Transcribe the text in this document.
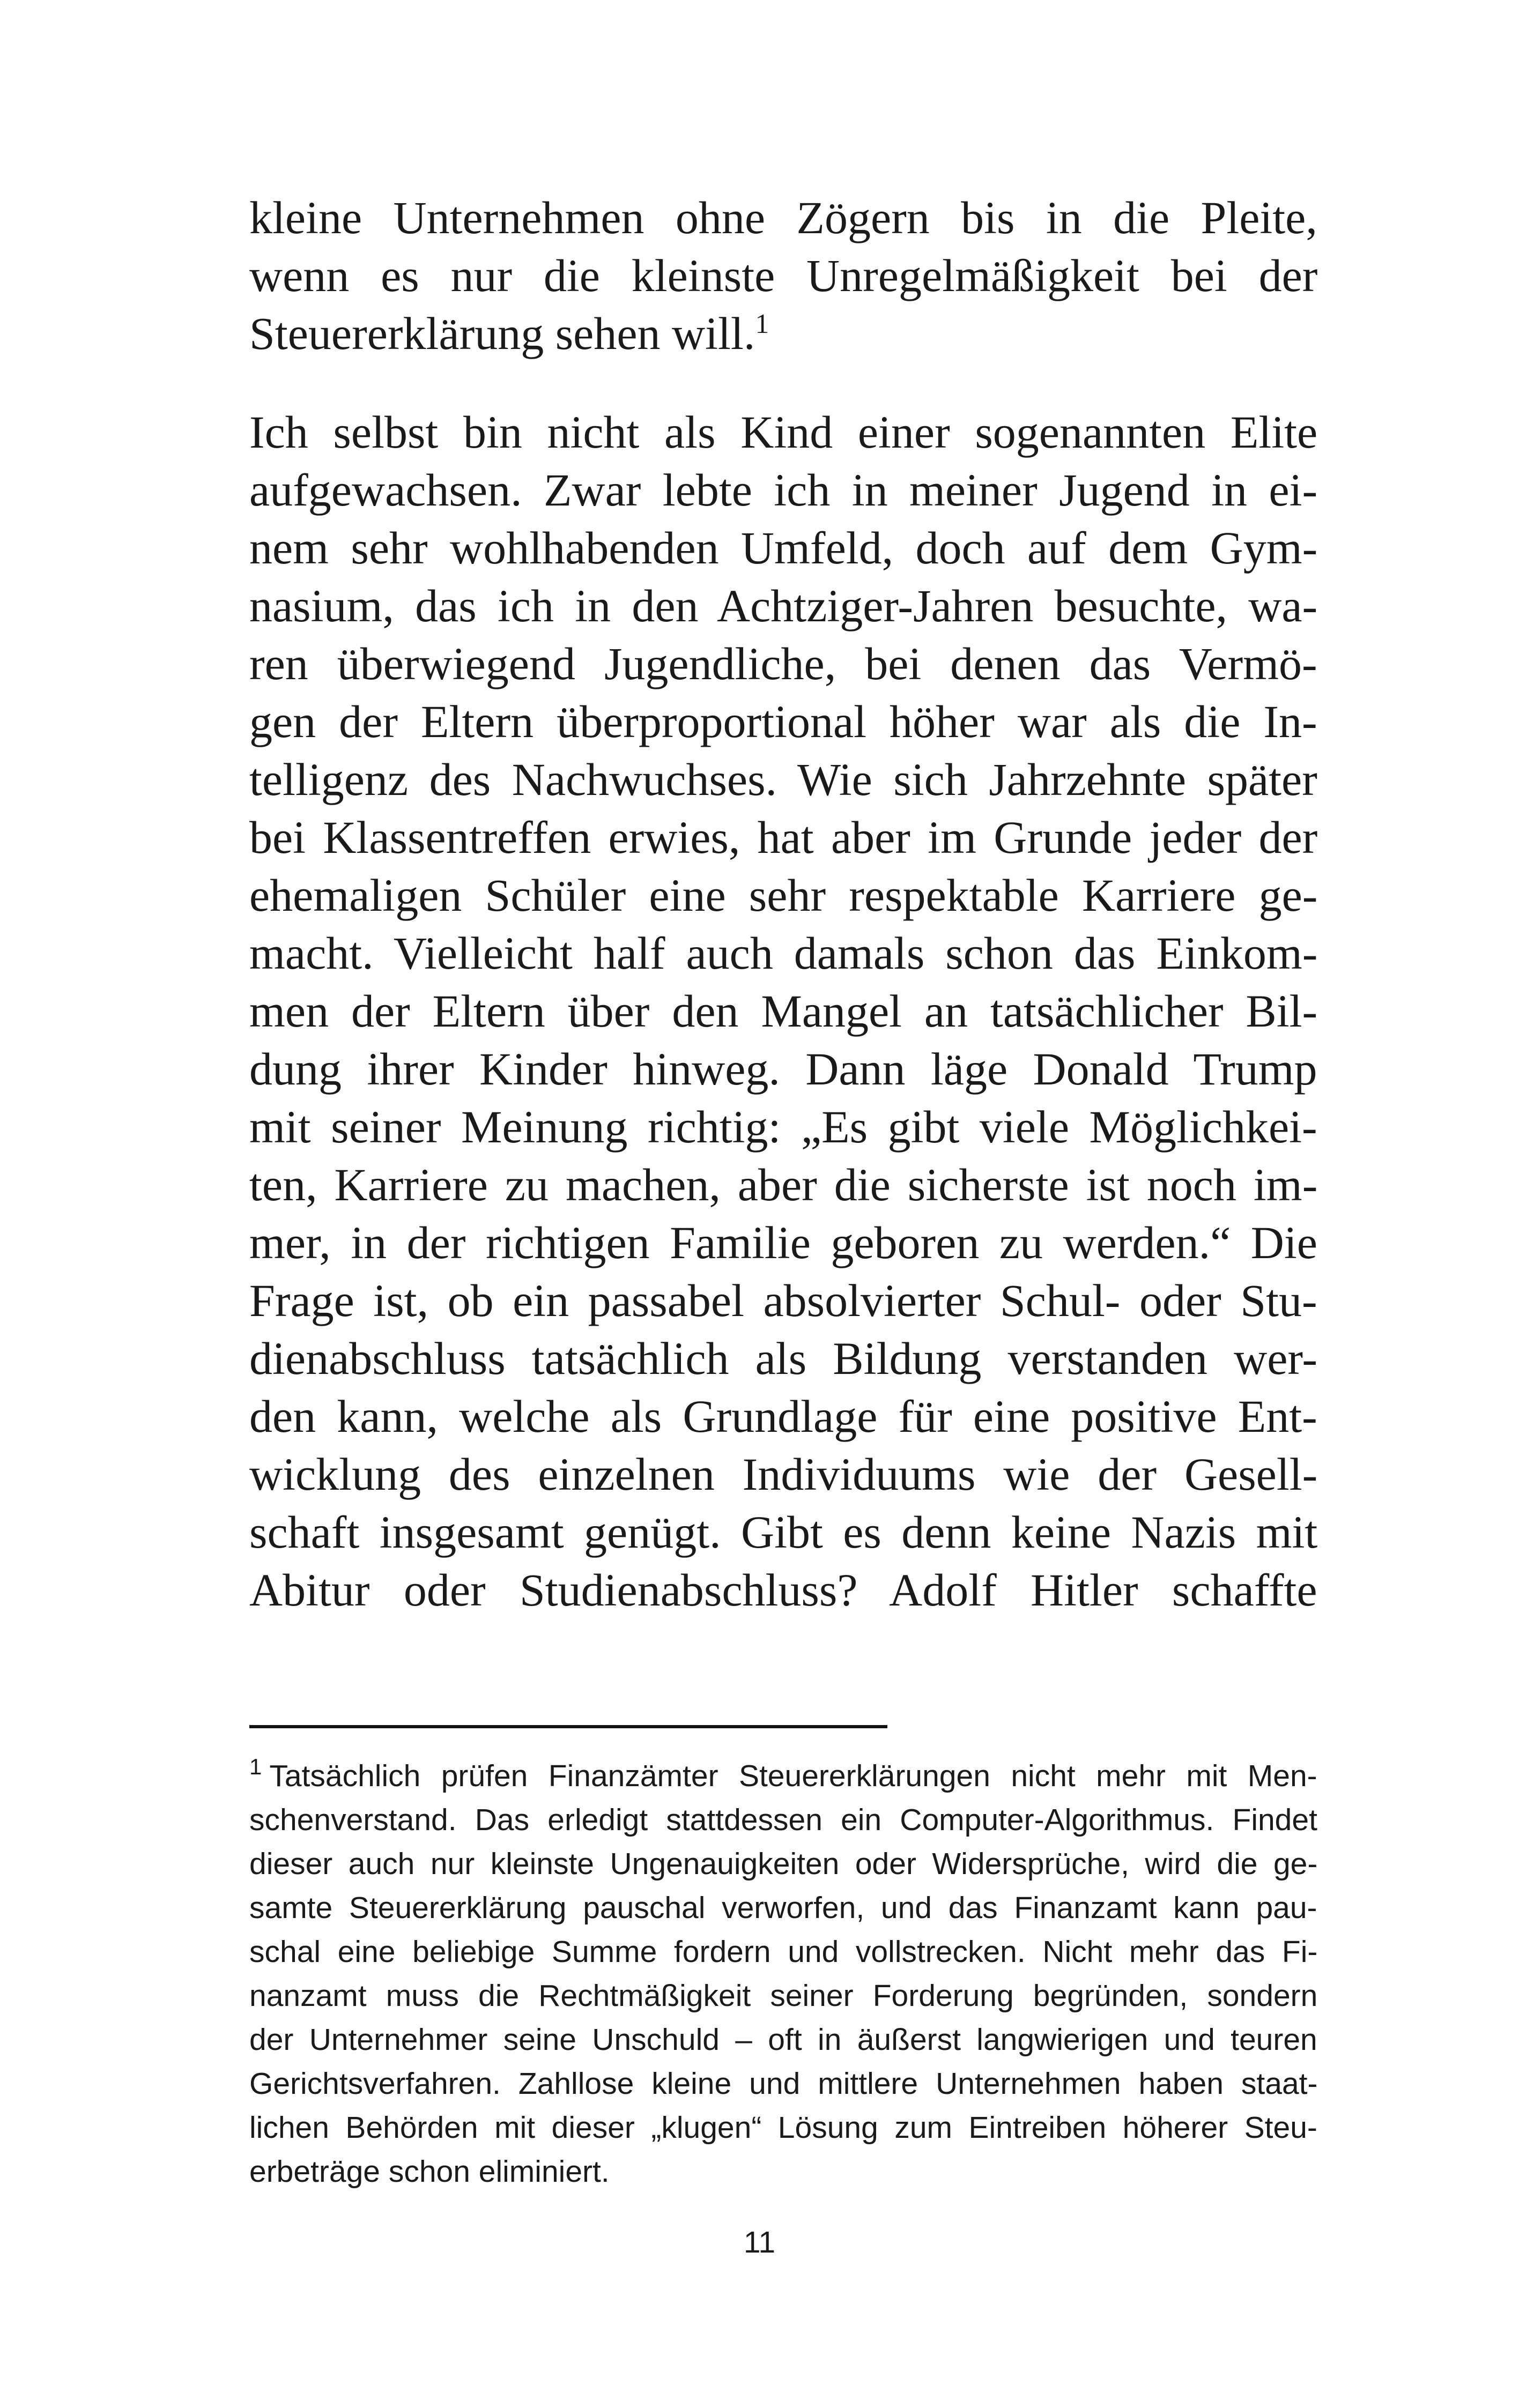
kleine Unternehmen ohne Zögern bis in die Pleite,
wenn es nur die kleinste Unregelmäßigkeit bei der
Steuererklärung sehen will.$^1$
Ich selbst bin nicht als Kind einer sogenannten Elite
aufgewachsen. Zwar lebte ich in meiner Jugend in ei-
nem sehr wohlhabenden Umfeld, doch auf dem Gym-
nasium, das ich in den Achtziger-Jahren besuchte, wa-
ren überwiegend Jugendliche, bei denen das Vermö-
gen der Eltern überproportional höher war als die In-
telligenz des Nachwuchses. Wie sich Jahrzehnte später
bei Klassentreffen erwies, hat aber im Grunde jeder der
ehemaligen Schüler eine sehr respektable Karriere ge-
macht. Vielleicht half auch damals schon das Einkom-
men der Eltern über den Mangel an tatsächlicher Bil-
dung ihrer Kinder hinweg. Dann läge Donald Trump
mit seiner Meinung richtig: „Es gibt viele Möglichkei-
ten, Karriere zu machen, aber die sicherste ist noch im-
mer, in der richtigen Familie geboren zu werden.“ Die
Frage ist, ob ein passabel absolvierter Schul- oder Stu-
dienabschluss tatsächlich als Bildung verstanden wer-
den kann, welche als Grundlage für eine positive Ent-
wicklung des einzelnen Individuums wie der Gesell-
schaft insgesamt genügt. Gibt es denn keine Nazis mit
Abitur oder Studienabschluss? Adolf Hitler schaffte
$^1$ Tatsächlich prüfen Finanzämter Steuererklärungen nicht mehr mit Men-
schenverstand. Das erledigt stattdessen ein Computer-Algorithmus. Findet
dieser auch nur kleinste Ungenauigkeiten oder Widersprüche, wird die ge-
samte Steuererklärung pauschal verworfen, und das Finanzamt kann pau-
schal eine beliebige Summe fordern und vollstrecken. Nicht mehr das Fi-
nanzamt muss die Rechtmäßigkeit seiner Forderung begründen, sondern
der Unternehmer seine Unschuld – oft in äußerst langwierigen und teuren
Gerichtsverfahren. Zahllose kleine und mittlere Unternehmen haben staat-
lichen Behörden mit dieser „klugen“ Lösung zum Eintreiben höherer Steu-
erbeträge schon eliminiert.
11
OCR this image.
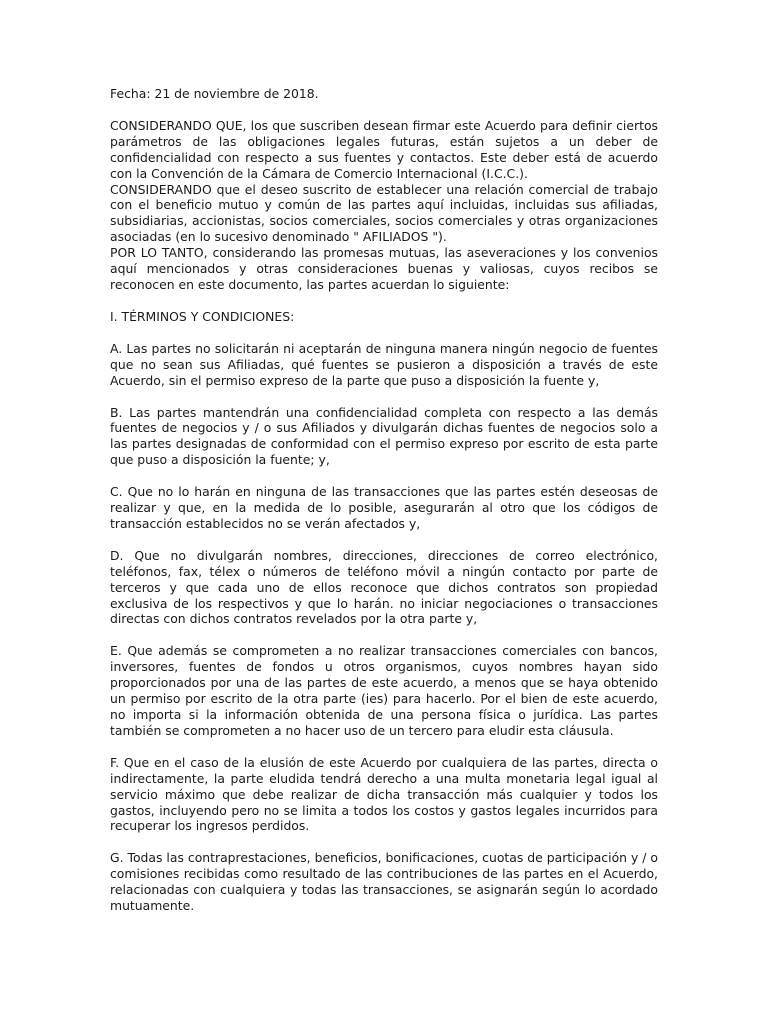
Fecha: 21 de noviembre de 2018.

CONSIDERANDO QUE, los que suscriben desean firmar este Acuerdo para definir ciertos parámetros de las obligaciones legales futuras, están sujetos a un deber de confidencialidad con respecto a sus fuentes y contactos. Este deber está de acuerdo con la Convención de la Cámara de Comercio Internacional (I.C.C.).

CONSIDERANDO que el deseo suscrito de establecer una relación comercial de trabajo con el beneficio mutuo y común de las partes aquí incluidas, incluidas sus afiliadas, subsidiarias, accionistas, socios comerciales, socios comerciales y otras organizaciones asociadas (en lo sucesivo denominado " AFILIADOS ").

POR LO TANTO, considerando las promesas mutuas, las aseveraciones y los convenios aquí mencionados y otras consideraciones buenas y valiosas, cuyos recibos se reconocen en este documento, las partes acuerdan lo siguiente:

I. TÉRMINOS Y CONDICIONES:

A. Las partes no solicitarán ni aceptarán de ninguna manera ningún negocio de fuentes que no sean sus Afiliadas, qué fuentes se pusieron a disposición a través de este Acuerdo, sin el permiso expreso de la parte que puso a disposición la fuente y,

B. Las partes mantendrán una confidencialidad completa con respecto a las demás fuentes de negocios y / o sus Afiliados y divulgarán dichas fuentes de negocios solo a las partes designadas de conformidad con el permiso expreso por escrito de esta parte que puso a disposición la fuente; y,

C. Que no lo harán en ninguna de las transacciones que las partes estén deseosas de realizar y que, en la medida de lo posible, asegurarán al otro que los códigos de transacción establecidos no se verán afectados y,

D. Que no divulgarán nombres, direcciones, direcciones de correo electrónico, teléfonos, fax, télex o números de teléfono móvil a ningún contacto por parte de terceros y que cada uno de ellos reconoce que dichos contratos son propiedad exclusiva de los respectivos y que lo harán. no iniciar negociaciones o transacciones directas con dichos contratos revelados por la otra parte y,

E. Que además se comprometen a no realizar transacciones comerciales con bancos, inversores, fuentes de fondos u otros organismos, cuyos nombres hayan sido proporcionados por una de las partes de este acuerdo, a menos que se haya obtenido un permiso por escrito de la otra parte (ies) para hacerlo. Por el bien de este acuerdo, no importa si la información obtenida de una persona física o jurídica. Las partes también se comprometen a no hacer uso de un tercero para eludir esta cláusula.

F. Que en el caso de la elusión de este Acuerdo por cualquiera de las partes, directa o indirectamente, la parte eludida tendrá derecho a una multa monetaria legal igual al servicio máximo que debe realizar de dicha transacción más cualquier y todos los gastos, incluyendo pero no se limita a todos los costos y gastos legales incurridos para recuperar los ingresos perdidos.

G. Todas las contraprestaciones, beneficios, bonificaciones, cuotas de participación y / o comisiones recibidas como resultado de las contribuciones de las partes en el Acuerdo, relacionadas con cualquiera y todas las transacciones, se asignarán según lo acordado mutuamente.
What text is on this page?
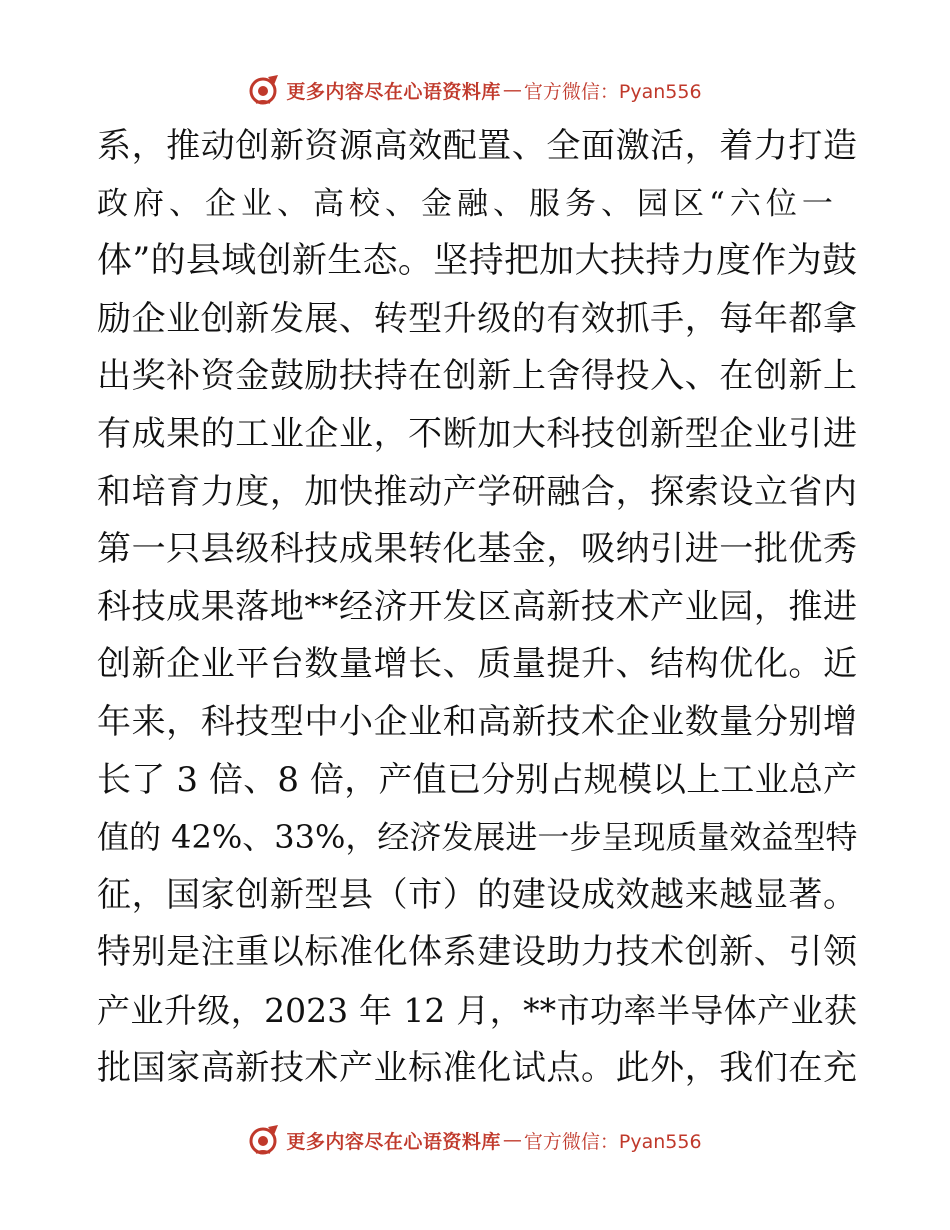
更多内容尽在心语资料库 — 官方微信：Pyan556
系，推动创新资源高效配置、全面激活，着力打造
政府、企业、高校、金融、服务、园区“六位一
体”的县域创新生态。坚持把加大扶持力度作为鼓
励企业创新发展、转型升级的有效抓手，每年都拿
出奖补资金鼓励扶持在创新上舍得投入、在创新上
有成果的工业企业，不断加大科技创新型企业引进
和培育力度，加快推动产学研融合，探索设立省内
第一只县级科技成果转化基金，吸纳引进一批优秀
科技成果落地**经济开发区高新技术产业园，推进
创新企业平台数量增长、质量提升、结构优化。近
年来，科技型中小企业和高新技术企业数量分别增
长了 3 倍、8 倍，产值已分别占规模以上工业总产
值的 42%、33%，经济发展进一步呈现质量效益型特
征，国家创新型县（市）的建设成效越来越显著。
特别是注重以标准化体系建设助力技术创新、引领
产业升级，2023 年 12 月，**市功率半导体产业获
批国家高新技术产业标准化试点。此外，我们在充
更多内容尽在心语资料库 — 官方微信：Pyan556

# Task to complete:
Only the lines from the one that contains "What text is on this page?" to the end of the records, inclusive, are to be quoted exactly, with pictures excluded.

# Completed exercise:
What text is on this page?
更多内容尽在心语资料库 — 官方微信：Pyan556
系，推动创新资源高效配置、全面激活，着力打造
政府、企业、高校、金融、服务、园区“六位一
体”的县域创新生态。坚持把加大扶持力度作为鼓
励企业创新发展、转型升级的有效抓手，每年都拿
出奖补资金鼓励扶持在创新上舍得投入、在创新上
有成果的工业企业，不断加大科技创新型企业引进
和培育力度，加快推动产学研融合，探索设立省内
第一只县级科技成果转化基金，吸纳引进一批优秀
科技成果落地**经济开发区高新技术产业园，推进
创新企业平台数量增长、质量提升、结构优化。近
年来，科技型中小企业和高新技术企业数量分别增
长了 3 倍、8 倍，产值已分别占规模以上工业总产
值的 42%、33%，经济发展进一步呈现质量效益型特
征，国家创新型县（市）的建设成效越来越显著。
特别是注重以标准化体系建设助力技术创新、引领
产业升级，2023 年 12 月，**市功率半导体产业获
批国家高新技术产业标准化试点。此外，我们在充
更多内容尽在心语资料库 — 官方微信：Pyan556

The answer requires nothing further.